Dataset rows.
# # # # # # #
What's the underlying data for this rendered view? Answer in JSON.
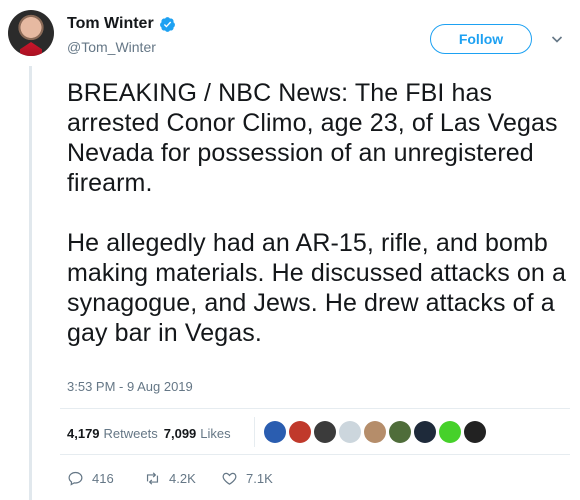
{
  "tweet": {
    "author": {
      "display_name": "Tom Winter",
      "handle": "@Tom_Winter",
      "verified": true
    },
    "follow_label": "Follow",
    "text": "BREAKING / NBC News: The FBI has arrested Conor Climo, age 23, of Las Vegas Nevada for possession of an unregistered firearm.\n\nHe allegedly had an AR-15, rifle, and bomb making materials. He discussed attacks on a synagogue, and Jews. He drew attacks of a gay bar in Vegas.",
    "timestamp": "3:53 PM - 9 Aug 2019",
    "stats": {
      "retweets_count": "4,179",
      "retweets_label": "Retweets",
      "likes_count": "7,099",
      "likes_label": "Likes"
    },
    "liked_by": [
      {
        "name": "liker-1",
        "color": "#2a5db0"
      },
      {
        "name": "liker-2",
        "color": "#c0392b"
      },
      {
        "name": "liker-3",
        "color": "#3b3b3b"
      },
      {
        "name": "liker-4",
        "color": "#ccd6dd"
      },
      {
        "name": "liker-5",
        "color": "#b58d6a"
      },
      {
        "name": "liker-6",
        "color": "#4f6d3a"
      },
      {
        "name": "liker-7",
        "color": "#1e2a3a"
      },
      {
        "name": "liker-8",
        "color": "#46d12a"
      },
      {
        "name": "liker-9",
        "color": "#222222"
      }
    ],
    "actions": {
      "replies": "416",
      "retweets": "4.2K",
      "likes": "7.1K"
    },
    "colors": {
      "accent": "#1da1f2",
      "muted": "#657786",
      "text": "#14171a",
      "border": "#e6ecf0"
    }
  }
}
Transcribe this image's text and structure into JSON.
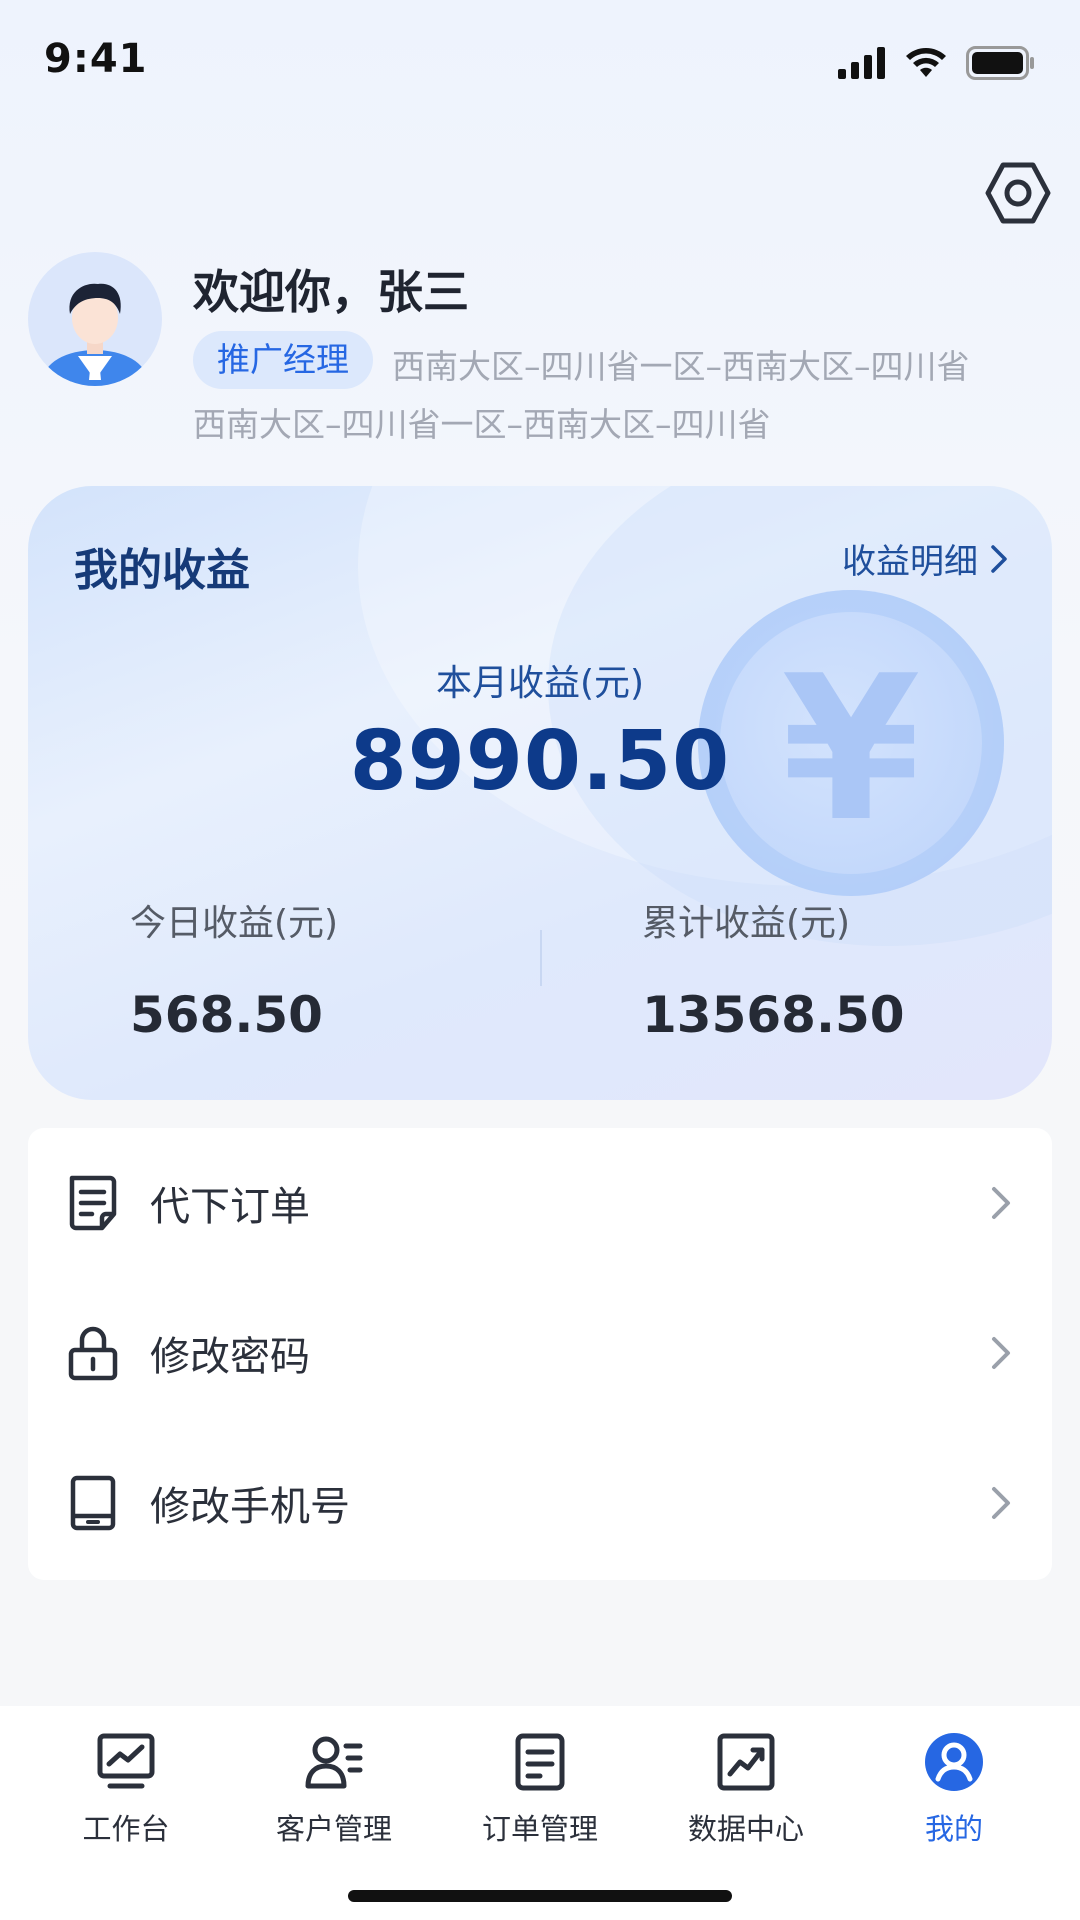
{
  "status_bar": {
    "time": "9:41"
  },
  "profile": {
    "welcome": "欢迎你，张三",
    "role": "推广经理",
    "region_line1": "西南大区–四川省一区–西南大区–四川省",
    "region_line2": "西南大区–四川省一区–西南大区–四川省"
  },
  "earnings": {
    "title": "我的收益",
    "detail_link": "收益明细",
    "month_label": "本月收益(元)",
    "month_value": "8990.50",
    "today_label": "今日收益(元)",
    "today_value": "568.50",
    "total_label": "累计收益(元)",
    "total_value": "13568.50",
    "coin_symbol": "¥"
  },
  "menu": {
    "items": [
      {
        "label": "代下订单",
        "icon": "document-icon"
      },
      {
        "label": "修改密码",
        "icon": "lock-icon"
      },
      {
        "label": "修改手机号",
        "icon": "phone-icon"
      }
    ]
  },
  "tabs": [
    {
      "label": "工作台",
      "icon": "dashboard-icon"
    },
    {
      "label": "客户管理",
      "icon": "customers-icon"
    },
    {
      "label": "订单管理",
      "icon": "orders-icon"
    },
    {
      "label": "数据中心",
      "icon": "data-center-icon"
    },
    {
      "label": "我的",
      "icon": "profile-icon",
      "active": true
    }
  ],
  "colors": {
    "accent": "#2667e3",
    "card_title": "#163a78",
    "text_primary": "#2b303b",
    "text_muted": "#a3a8b4"
  }
}
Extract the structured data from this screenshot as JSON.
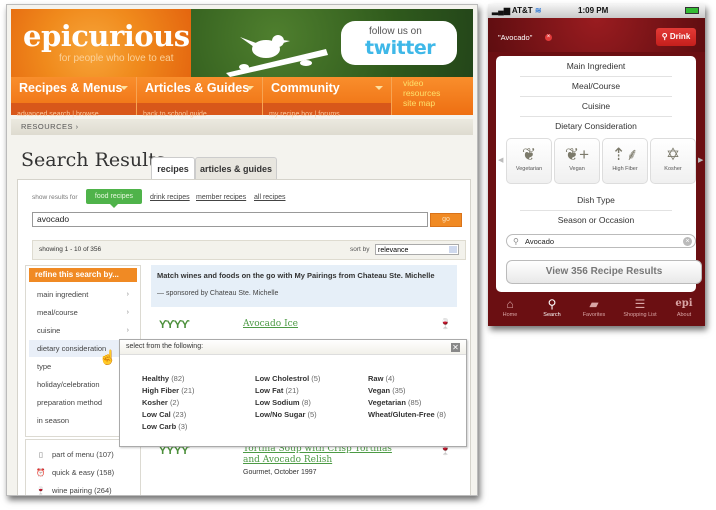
{
  "web": {
    "logo": "epicurious",
    "tagline": "for people who love to eat",
    "twitter": {
      "follow_label": "follow us on",
      "brand": "twitter"
    },
    "nav": [
      {
        "label": "Recipes & Menus",
        "sub": "advanced search | browse"
      },
      {
        "label": "Articles & Guides",
        "sub": "back to school guide"
      },
      {
        "label": "Community",
        "sub": "my recipe box | forums"
      }
    ],
    "nav_extra": [
      "video",
      "resources",
      "site map"
    ],
    "breadcrumb": "RESOURCES ›",
    "page_title": "Search Results",
    "tabs": [
      {
        "label": "recipes",
        "active": true
      },
      {
        "label": "articles & guides",
        "active": false
      }
    ],
    "show_results_for": "show results for",
    "filters": [
      {
        "label": "food recipes",
        "active": true
      },
      {
        "label": "drink recipes",
        "active": false
      },
      {
        "label": "member recipes",
        "active": false
      },
      {
        "label": "all recipes",
        "active": false
      }
    ],
    "search": {
      "value": "avocado",
      "go_label": "go"
    },
    "showing": "showing 1 - 10 of 356",
    "sort": {
      "label": "sort by",
      "value": "relevance"
    },
    "refine": {
      "heading": "refine this search by...",
      "items": [
        {
          "label": "main ingredient",
          "chevron": "›"
        },
        {
          "label": "meal/course",
          "chevron": "›"
        },
        {
          "label": "cuisine",
          "chevron": "›"
        },
        {
          "label": "dietary consideration",
          "chevron": ""
        },
        {
          "label": "type",
          "chevron": ""
        },
        {
          "label": "holiday/celebration",
          "chevron": ""
        },
        {
          "label": "preparation method",
          "chevron": ""
        },
        {
          "label": "in season",
          "chevron": ""
        }
      ]
    },
    "quick_filters": [
      {
        "icon": "menu-icon",
        "label": "part of menu (107)"
      },
      {
        "icon": "alarm-clock-icon",
        "label": "quick & easy (158)"
      },
      {
        "icon": "wine-glass-icon",
        "label": "wine pairing (264)"
      }
    ],
    "promo": {
      "title": "Match wines and foods on the go with My Pairings from Chateau Ste. Michelle",
      "sponsor": "— sponsored by Chateau Ste. Michelle"
    },
    "results": [
      {
        "title": "Avocado Ice",
        "forks": "ϒϒϒϒ",
        "source": ""
      },
      {
        "title": "Tortilla Soup with Crisp Tortillas and Avocado Relish",
        "forks": "ϒϒϒϒ",
        "source": "Gourmet, October 1997"
      }
    ],
    "popup": {
      "heading": "select from the following:",
      "close": "✕",
      "columns": [
        [
          {
            "name": "Healthy",
            "count": "(82)"
          },
          {
            "name": "High Fiber",
            "count": "(21)"
          },
          {
            "name": "Kosher",
            "count": "(2)"
          },
          {
            "name": "Low Cal",
            "count": "(23)"
          },
          {
            "name": "Low Carb",
            "count": "(3)"
          }
        ],
        [
          {
            "name": "Low Cholestrol",
            "count": "(5)"
          },
          {
            "name": "Low Fat",
            "count": "(21)"
          },
          {
            "name": "Low Sodium",
            "count": "(8)"
          },
          {
            "name": "Low/No Sugar",
            "count": "(5)"
          }
        ],
        [
          {
            "name": "Raw",
            "count": "(4)"
          },
          {
            "name": "Vegan",
            "count": "(35)"
          },
          {
            "name": "Vegetarian",
            "count": "(85)"
          },
          {
            "name": "Wheat/Gluten-Free",
            "count": "(8)"
          }
        ]
      ]
    }
  },
  "phone": {
    "status": {
      "carrier": "AT&T",
      "time": "1:09 PM"
    },
    "query": "\"Avocado\"",
    "drink_button": "Drink",
    "rows_top": [
      "Main Ingredient",
      "Meal/Course",
      "Cuisine",
      "Dietary Consideration"
    ],
    "dietary_tiles": [
      {
        "label": "Vegetarian",
        "glyph": "❦"
      },
      {
        "label": "Vegan",
        "glyph": "❦+"
      },
      {
        "label": "High Fiber",
        "glyph": "⇡⸙"
      },
      {
        "label": "Kosher",
        "glyph": "✡"
      }
    ],
    "rows_bottom": [
      "Dish Type",
      "Season or Occasion"
    ],
    "search_value": "Avocado",
    "view_button": "View 356 Recipe Results",
    "tabs": [
      {
        "label": "Home",
        "glyph": "⌂",
        "active": false
      },
      {
        "label": "Search",
        "glyph": "⚲",
        "active": true
      },
      {
        "label": "Favorites",
        "glyph": "▰",
        "active": false
      },
      {
        "label": "Shopping List",
        "glyph": "☰",
        "active": false
      },
      {
        "label": "About",
        "glyph": "epi",
        "active": false
      }
    ]
  }
}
# # # # # # #
WORK TO DO. Transcribe every line in the entries above, taking out only the images.

SOLUTION.
What's the underlying data for this rendered view? Answer in JSON.
{
  "tweet": {
    "author": {
      "display_name": "Tom Winter",
      "handle": "@Tom_Winter",
      "verified": true
    },
    "follow_label": "Follow",
    "text": "BREAKING / NBC News: The FBI has arrested Conor Climo, age 23, of Las Vegas Nevada for possession of an unregistered firearm.\n\nHe allegedly had an AR-15, rifle, and bomb making materials. He discussed attacks on a synagogue, and Jews. He drew attacks of a gay bar in Vegas.",
    "timestamp": "3:53 PM - 9 Aug 2019",
    "stats": {
      "retweets_count": "4,179",
      "retweets_label": "Retweets",
      "likes_count": "7,099",
      "likes_label": "Likes"
    },
    "liked_by": [
      {
        "name": "liker-1",
        "color": "#2a5db0"
      },
      {
        "name": "liker-2",
        "color": "#c0392b"
      },
      {
        "name": "liker-3",
        "color": "#3b3b3b"
      },
      {
        "name": "liker-4",
        "color": "#ccd6dd"
      },
      {
        "name": "liker-5",
        "color": "#b58d6a"
      },
      {
        "name": "liker-6",
        "color": "#4f6d3a"
      },
      {
        "name": "liker-7",
        "color": "#1e2a3a"
      },
      {
        "name": "liker-8",
        "color": "#46d12a"
      },
      {
        "name": "liker-9",
        "color": "#222222"
      }
    ],
    "actions": {
      "replies": "416",
      "retweets": "4.2K",
      "likes": "7.1K"
    },
    "colors": {
      "accent": "#1da1f2",
      "muted": "#657786",
      "text": "#14171a",
      "border": "#e6ecf0"
    }
  }
}
Transcribe this image's text and structure into JSON.
{
  "status_bar": {
    "time": "9:41"
  },
  "profile": {
    "welcome": "欢迎你，张三",
    "role": "推广经理",
    "region_line1": "西南大区–四川省一区–西南大区–四川省",
    "region_line2": "西南大区–四川省一区–西南大区–四川省"
  },
  "earnings": {
    "title": "我的收益",
    "detail_link": "收益明细",
    "month_label": "本月收益(元)",
    "month_value": "8990.50",
    "today_label": "今日收益(元)",
    "today_value": "568.50",
    "total_label": "累计收益(元)",
    "total_value": "13568.50",
    "coin_symbol": "¥"
  },
  "menu": {
    "items": [
      {
        "label": "代下订单",
        "icon": "document-icon"
      },
      {
        "label": "修改密码",
        "icon": "lock-icon"
      },
      {
        "label": "修改手机号",
        "icon": "phone-icon"
      }
    ]
  },
  "tabs": [
    {
      "label": "工作台",
      "icon": "dashboard-icon"
    },
    {
      "label": "客户管理",
      "icon": "customers-icon"
    },
    {
      "label": "订单管理",
      "icon": "orders-icon"
    },
    {
      "label": "数据中心",
      "icon": "data-center-icon"
    },
    {
      "label": "我的",
      "icon": "profile-icon",
      "active": true
    }
  ],
  "colors": {
    "accent": "#2667e3",
    "card_title": "#163a78",
    "text_primary": "#2b303b",
    "text_muted": "#a3a8b4"
  }
}
Extract the structured data from this screenshot as JSON.
{
  "web": {
    "logo": "epicurious",
    "tagline": "for people who love to eat",
    "twitter": {
      "follow_label": "follow us on",
      "brand": "twitter"
    },
    "nav": [
      {
        "label": "Recipes & Menus",
        "sub": "advanced search | browse"
      },
      {
        "label": "Articles & Guides",
        "sub": "back to school guide"
      },
      {
        "label": "Community",
        "sub": "my recipe box | forums"
      }
    ],
    "nav_extra": [
      "video",
      "resources",
      "site map"
    ],
    "breadcrumb": "RESOURCES ›",
    "page_title": "Search Results",
    "tabs": [
      {
        "label": "recipes",
        "active": true
      },
      {
        "label": "articles & guides",
        "active": false
      }
    ],
    "show_results_for": "show results for",
    "filters": [
      {
        "label": "food recipes",
        "active": true
      },
      {
        "label": "drink recipes",
        "active": false
      },
      {
        "label": "member recipes",
        "active": false
      },
      {
        "label": "all recipes",
        "active": false
      }
    ],
    "search": {
      "value": "avocado",
      "go_label": "go"
    },
    "showing": "showing 1 - 10 of 356",
    "sort": {
      "label": "sort by",
      "value": "relevance"
    },
    "refine": {
      "heading": "refine this search by...",
      "items": [
        {
          "label": "main ingredient",
          "chevron": "›"
        },
        {
          "label": "meal/course",
          "chevron": "›"
        },
        {
          "label": "cuisine",
          "chevron": "›"
        },
        {
          "label": "dietary consideration",
          "chevron": ""
        },
        {
          "label": "type",
          "chevron": ""
        },
        {
          "label": "holiday/celebration",
          "chevron": ""
        },
        {
          "label": "preparation method",
          "chevron": ""
        },
        {
          "label": "in season",
          "chevron": ""
        }
      ]
    },
    "quick_filters": [
      {
        "icon": "menu-icon",
        "label": "part of menu (107)"
      },
      {
        "icon": "alarm-clock-icon",
        "label": "quick & easy (158)"
      },
      {
        "icon": "wine-glass-icon",
        "label": "wine pairing (264)"
      }
    ],
    "promo": {
      "title": "Match wines and foods on the go with My Pairings from Chateau Ste. Michelle",
      "sponsor": "— sponsored by Chateau Ste. Michelle"
    },
    "results": [
      {
        "title": "Avocado Ice",
        "forks": "ϒϒϒϒ",
        "source": ""
      },
      {
        "title": "Tortilla Soup with Crisp Tortillas and Avocado Relish",
        "forks": "ϒϒϒϒ",
        "source": "Gourmet, October 1997"
      }
    ],
    "popup": {
      "heading": "select from the following:",
      "close": "✕",
      "columns": [
        [
          {
            "name": "Healthy",
            "count": "(82)"
          },
          {
            "name": "High Fiber",
            "count": "(21)"
          },
          {
            "name": "Kosher",
            "count": "(2)"
          },
          {
            "name": "Low Cal",
            "count": "(23)"
          },
          {
            "name": "Low Carb",
            "count": "(3)"
          }
        ],
        [
          {
            "name": "Low Cholestrol",
            "count": "(5)"
          },
          {
            "name": "Low Fat",
            "count": "(21)"
          },
          {
            "name": "Low Sodium",
            "count": "(8)"
          },
          {
            "name": "Low/No Sugar",
            "count": "(5)"
          }
        ],
        [
          {
            "name": "Raw",
            "count": "(4)"
          },
          {
            "name": "Vegan",
            "count": "(35)"
          },
          {
            "name": "Vegetarian",
            "count": "(85)"
          },
          {
            "name": "Wheat/Gluten-Free",
            "count": "(8)"
          }
        ]
      ]
    }
  },
  "phone": {
    "status": {
      "carrier": "AT&T",
      "time": "1:09 PM"
    },
    "query": "\"Avocado\"",
    "drink_button": "Drink",
    "rows_top": [
      "Main Ingredient",
      "Meal/Course",
      "Cuisine",
      "Dietary Consideration"
    ],
    "dietary_tiles": [
      {
        "label": "Vegetarian",
        "glyph": "❦"
      },
      {
        "label": "Vegan",
        "glyph": "❦+"
      },
      {
        "label": "High Fiber",
        "glyph": "⇡⸙"
      },
      {
        "label": "Kosher",
        "glyph": "✡"
      }
    ],
    "rows_bottom": [
      "Dish Type",
      "Season or Occasion"
    ],
    "search_value": "Avocado",
    "view_button": "View 356 Recipe Results",
    "tabs": [
      {
        "label": "Home",
        "glyph": "⌂",
        "active": false
      },
      {
        "label": "Search",
        "glyph": "⚲",
        "active": true
      },
      {
        "label": "Favorites",
        "glyph": "▰",
        "active": false
      },
      {
        "label": "Shopping List",
        "glyph": "☰",
        "active": false
      },
      {
        "label": "About",
        "glyph": "epi",
        "active": false
      }
    ]
  }
}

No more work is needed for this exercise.